• _WORK TO BE COMPLETED_: Write out the full set of records exactly. Any pictures in them do not belong in the copy.

• _INPUT FOR THIS TASK_:
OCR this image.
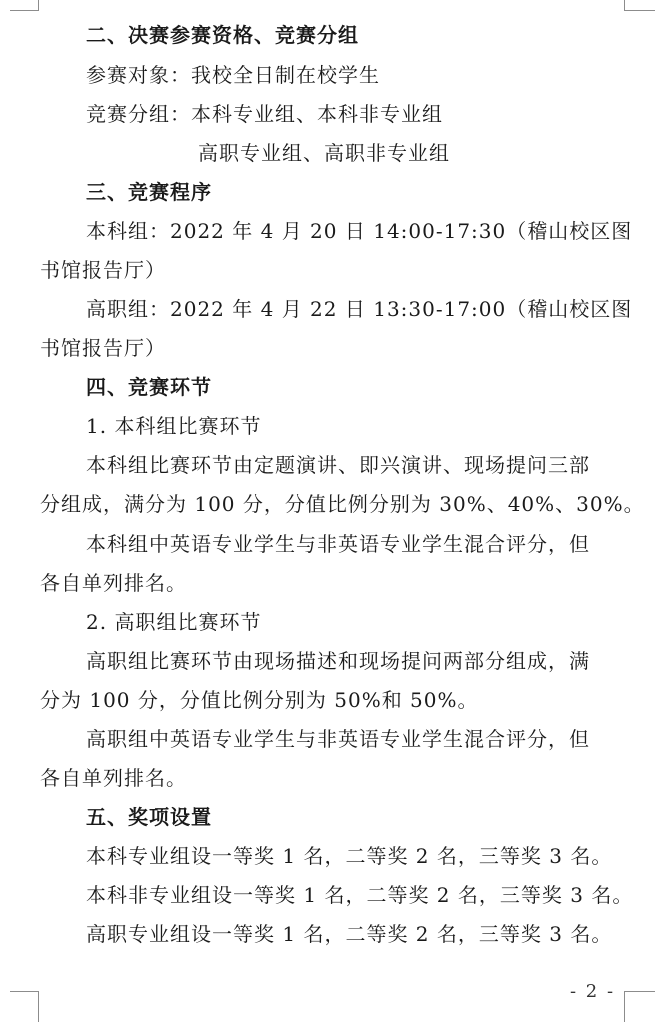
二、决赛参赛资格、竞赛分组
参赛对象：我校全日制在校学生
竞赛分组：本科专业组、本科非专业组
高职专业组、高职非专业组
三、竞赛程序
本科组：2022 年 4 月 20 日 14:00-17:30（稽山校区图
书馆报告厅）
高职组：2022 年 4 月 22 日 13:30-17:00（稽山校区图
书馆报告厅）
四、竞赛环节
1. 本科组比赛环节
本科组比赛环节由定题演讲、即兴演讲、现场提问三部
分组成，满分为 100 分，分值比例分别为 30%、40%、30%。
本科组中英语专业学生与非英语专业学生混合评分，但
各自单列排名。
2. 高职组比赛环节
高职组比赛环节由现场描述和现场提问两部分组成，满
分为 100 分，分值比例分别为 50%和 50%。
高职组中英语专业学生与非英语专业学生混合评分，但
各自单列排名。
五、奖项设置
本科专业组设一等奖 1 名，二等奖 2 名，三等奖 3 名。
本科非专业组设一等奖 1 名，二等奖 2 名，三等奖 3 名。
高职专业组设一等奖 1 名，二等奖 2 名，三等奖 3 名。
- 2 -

• _EXPECTED ANSWER_:
OCR this image.
二、决赛参赛资格、竞赛分组
参赛对象：我校全日制在校学生
竞赛分组：本科专业组、本科非专业组
高职专业组、高职非专业组
三、竞赛程序
本科组：2022 年 4 月 20 日 14:00-17:30（稽山校区图
书馆报告厅）
高职组：2022 年 4 月 22 日 13:30-17:00（稽山校区图
书馆报告厅）
四、竞赛环节
1. 本科组比赛环节
本科组比赛环节由定题演讲、即兴演讲、现场提问三部
分组成，满分为 100 分，分值比例分别为 30%、40%、30%。
本科组中英语专业学生与非英语专业学生混合评分，但
各自单列排名。
2. 高职组比赛环节
高职组比赛环节由现场描述和现场提问两部分组成，满
分为 100 分，分值比例分别为 50%和 50%。
高职组中英语专业学生与非英语专业学生混合评分，但
各自单列排名。
五、奖项设置
本科专业组设一等奖 1 名，二等奖 2 名，三等奖 3 名。
本科非专业组设一等奖 1 名，二等奖 2 名，三等奖 3 名。
高职专业组设一等奖 1 名，二等奖 2 名，三等奖 3 名。
- 2 -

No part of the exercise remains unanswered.